(Extracted records)
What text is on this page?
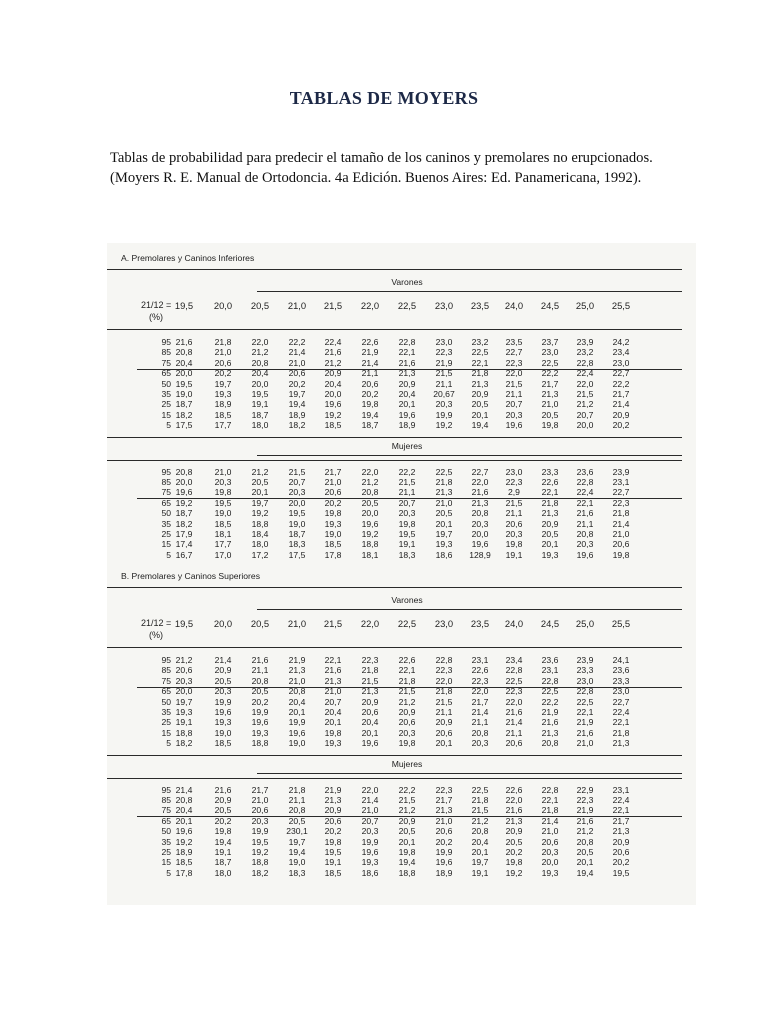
TABLAS DE MOYERS
Tablas de probabilidad para predecir el tamaño de los caninos y premolares no erupcionados. (Moyers R. E. Manual de Ortodoncia. 4a Edición. Buenos Aires: Ed. Panamericana, 1992).
A. Premolares y Caninos Inferiores
Varones
21/12 =
(%)
19,5	20,0	20,5	21,0	21,5	22,0	22,5	23,0	23,5	24,0	24,5	25,0	25,5
95 21,6	21,8	22,0	22,2	22,4	22,6	22,8	23,0	23,2	23,5	23,7	23,9	24,2
85 20,8	21,0	21,2	21,4	21,6	21,9	22,1	22,3	22,5	22,7	23,0	23,2	23,4
75 20,4	20,6	20,8	21,0	21,2	21,4	21,6	21,9	22,1	22,3	22,5	22,8	23,0
65 20,0	20,2	20,4	20,6	20,9	21,1	21,3	21,5	21,8	22,0	22,2	22,4	22,7
50 19,5	19,7	20,0	20,2	20,4	20,6	20,9	21,1	21,3	21,5	21,7	22,0	22,2
35 19,0	19,3	19,5	19,7	20,0	20,2	20,4	20,67	20,9	21,1	21,3	21,5	21,7
25 18,7	18,9	19,1	19,4	19,6	19,8	20,1	20,3	20,5	20,7	21,0	21,2	21,4
15 18,2	18,5	18,7	18,9	19,2	19,4	19,6	19,9	20,1	20,3	20,5	20,7	20,9
5 17,5	17,7	18,0	18,2	18,5	18,7	18,9	19,2	19,4	19,6	19,8	20,0	20,2
Mujeres
95 20,8	21,0	21,2	21,5	21,7	22,0	22,2	22,5	22,7	23,0	23,3	23,6	23,9
85 20,0	20,3	20,5	20,7	21,0	21,2	21,5	21,8	22,0	22,3	22,6	22,8	23,1
75 19,6	19,8	20,1	20,3	20,6	20,8	21,1	21,3	21,6	2,9	22,1	22,4	22,7
65 19,2	19,5	19,7	20,0	20,2	20,5	20,7	21,0	21,3	21,5	21,8	22,1	22,3
50 18,7	19,0	19,2	19,5	19,8	20,0	20,3	20,5	20,8	21,1	21,3	21,6	21,8
35 18,2	18,5	18,8	19,0	19,3	19,6	19,8	20,1	20,3	20,6	20,9	21,1	21,4
25 17,9	18,1	18,4	18,7	19,0	19,2	19,5	19,7	20,0	20,3	20,5	20,8	21,0
15 17,4	17,7	18,0	18,3	18,5	18,8	19,1	19,3	19,6	19,8	20,1	20,3	20,6
5 16,7	17,0	17,2	17,5	17,8	18,1	18,3	18,6	128,9	19,1	19,3	19,6	19,8
B. Premolares y Caninos Superiores
Varones
21/12 =
(%)
19,5	20,0	20,5	21,0	21,5	22,0	22,5	23,0	23,5	24,0	24,5	25,0	25,5
95 21,2	21,4	21,6	21,9	22,1	22,3	22,6	22,8	23,1	23,4	23,6	23,9	24,1
85 20,6	20,9	21,1	21,3	21,6	21,8	22,1	22,3	22,6	22,8	23,1	23,3	23,6
75 20,3	20,5	20,8	21,0	21,3	21,5	21,8	22,0	22,3	22,5	22,8	23,0	23,3
65 20,0	20,3	20,5	20,8	21,0	21,3	21,5	21,8	22,0	22,3	22,5	22,8	23,0
50 19,7	19,9	20,2	20,4	20,7	20,9	21,2	21,5	21,7	22,0	22,2	22,5	22,7
35 19,3	19,6	19,9	20,1	20,4	20,6	20,9	21,1	21,4	21,6	21,9	22,1	22,4
25 19,1	19,3	19,6	19,9	20,1	20,4	20,6	20,9	21,1	21,4	21,6	21,9	22,1
15 18,8	19,0	19,3	19,6	19,8	20,1	20,3	20,6	20,8	21,1	21,3	21,6	21,8
5 18,2	18,5	18,8	19,0	19,3	19,6	19,8	20,1	20,3	20,6	20,8	21,0	21,3
Mujeres
95 21,4	21,6	21,7	21,8	21,9	22,0	22,2	22,3	22,5	22,6	22,8	22,9	23,1
85 20,8	20,9	21,0	21,1	21,3	21,4	21,5	21,7	21,8	22,0	22,1	22,3	22,4
75 20,4	20,5	20,6	20,8	20,9	21,0	21,2	21,3	21,5	21,6	21,8	21,9	22,1
65 20,1	20,2	20,3	20,5	20,6	20,7	20,9	21,0	21,2	21,3	21,4	21,6	21,7
50 19,6	19,8	19,9	230,1	20,2	20,3	20,5	20,6	20,8	20,9	21,0	21,2	21,3
35 19,2	19,4	19,5	19,7	19,8	19,9	20,1	20,2	20,4	20,5	20,6	20,8	20,9
25 18,9	19,1	19,2	19,4	19,5	19,6	19,8	19,9	20,1	20,2	20,3	20,5	20,6
15 18,5	18,7	18,8	19,0	19,1	19,3	19,4	19,6	19,7	19,8	20,0	20,1	20,2
5 17,8	18,0	18,2	18,3	18,5	18,6	18,8	18,9	19,1	19,2	19,3	19,4	19,5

Description of the task >>
Transcribe each line above verbatim, with the pictures left out.

Result of this exercise >>
What text is on this page?
TABLAS DE MOYERS
Tablas de probabilidad para predecir el tamaño de los caninos y premolares no erupcionados. (Moyers R. E. Manual de Ortodoncia. 4a Edición. Buenos Aires: Ed. Panamericana, 1992).
A. Premolares y Caninos Inferiores
Varones
21/12 =
(%)
19,5	20,0	20,5	21,0	21,5	22,0	22,5	23,0	23,5	24,0	24,5	25,0	25,5
95 21,6	21,8	22,0	22,2	22,4	22,6	22,8	23,0	23,2	23,5	23,7	23,9	24,2
85 20,8	21,0	21,2	21,4	21,6	21,9	22,1	22,3	22,5	22,7	23,0	23,2	23,4
75 20,4	20,6	20,8	21,0	21,2	21,4	21,6	21,9	22,1	22,3	22,5	22,8	23,0
65 20,0	20,2	20,4	20,6	20,9	21,1	21,3	21,5	21,8	22,0	22,2	22,4	22,7
50 19,5	19,7	20,0	20,2	20,4	20,6	20,9	21,1	21,3	21,5	21,7	22,0	22,2
35 19,0	19,3	19,5	19,7	20,0	20,2	20,4	20,67	20,9	21,1	21,3	21,5	21,7
25 18,7	18,9	19,1	19,4	19,6	19,8	20,1	20,3	20,5	20,7	21,0	21,2	21,4
15 18,2	18,5	18,7	18,9	19,2	19,4	19,6	19,9	20,1	20,3	20,5	20,7	20,9
5 17,5	17,7	18,0	18,2	18,5	18,7	18,9	19,2	19,4	19,6	19,8	20,0	20,2
Mujeres
95 20,8	21,0	21,2	21,5	21,7	22,0	22,2	22,5	22,7	23,0	23,3	23,6	23,9
85 20,0	20,3	20,5	20,7	21,0	21,2	21,5	21,8	22,0	22,3	22,6	22,8	23,1
75 19,6	19,8	20,1	20,3	20,6	20,8	21,1	21,3	21,6	2,9	22,1	22,4	22,7
65 19,2	19,5	19,7	20,0	20,2	20,5	20,7	21,0	21,3	21,5	21,8	22,1	22,3
50 18,7	19,0	19,2	19,5	19,8	20,0	20,3	20,5	20,8	21,1	21,3	21,6	21,8
35 18,2	18,5	18,8	19,0	19,3	19,6	19,8	20,1	20,3	20,6	20,9	21,1	21,4
25 17,9	18,1	18,4	18,7	19,0	19,2	19,5	19,7	20,0	20,3	20,5	20,8	21,0
15 17,4	17,7	18,0	18,3	18,5	18,8	19,1	19,3	19,6	19,8	20,1	20,3	20,6
5 16,7	17,0	17,2	17,5	17,8	18,1	18,3	18,6	128,9	19,1	19,3	19,6	19,8
B. Premolares y Caninos Superiores
Varones
21/12 =
(%)
19,5	20,0	20,5	21,0	21,5	22,0	22,5	23,0	23,5	24,0	24,5	25,0	25,5
95 21,2	21,4	21,6	21,9	22,1	22,3	22,6	22,8	23,1	23,4	23,6	23,9	24,1
85 20,6	20,9	21,1	21,3	21,6	21,8	22,1	22,3	22,6	22,8	23,1	23,3	23,6
75 20,3	20,5	20,8	21,0	21,3	21,5	21,8	22,0	22,3	22,5	22,8	23,0	23,3
65 20,0	20,3	20,5	20,8	21,0	21,3	21,5	21,8	22,0	22,3	22,5	22,8	23,0
50 19,7	19,9	20,2	20,4	20,7	20,9	21,2	21,5	21,7	22,0	22,2	22,5	22,7
35 19,3	19,6	19,9	20,1	20,4	20,6	20,9	21,1	21,4	21,6	21,9	22,1	22,4
25 19,1	19,3	19,6	19,9	20,1	20,4	20,6	20,9	21,1	21,4	21,6	21,9	22,1
15 18,8	19,0	19,3	19,6	19,8	20,1	20,3	20,6	20,8	21,1	21,3	21,6	21,8
5 18,2	18,5	18,8	19,0	19,3	19,6	19,8	20,1	20,3	20,6	20,8	21,0	21,3
Mujeres
95 21,4	21,6	21,7	21,8	21,9	22,0	22,2	22,3	22,5	22,6	22,8	22,9	23,1
85 20,8	20,9	21,0	21,1	21,3	21,4	21,5	21,7	21,8	22,0	22,1	22,3	22,4
75 20,4	20,5	20,6	20,8	20,9	21,0	21,2	21,3	21,5	21,6	21,8	21,9	22,1
65 20,1	20,2	20,3	20,5	20,6	20,7	20,9	21,0	21,2	21,3	21,4	21,6	21,7
50 19,6	19,8	19,9	230,1	20,2	20,3	20,5	20,6	20,8	20,9	21,0	21,2	21,3
35 19,2	19,4	19,5	19,7	19,8	19,9	20,1	20,2	20,4	20,5	20,6	20,8	20,9
25 18,9	19,1	19,2	19,4	19,5	19,6	19,8	19,9	20,1	20,2	20,3	20,5	20,6
15 18,5	18,7	18,8	19,0	19,1	19,3	19,4	19,6	19,7	19,8	20,0	20,1	20,2
5 17,8	18,0	18,2	18,3	18,5	18,6	18,8	18,9	19,1	19,2	19,3	19,4	19,5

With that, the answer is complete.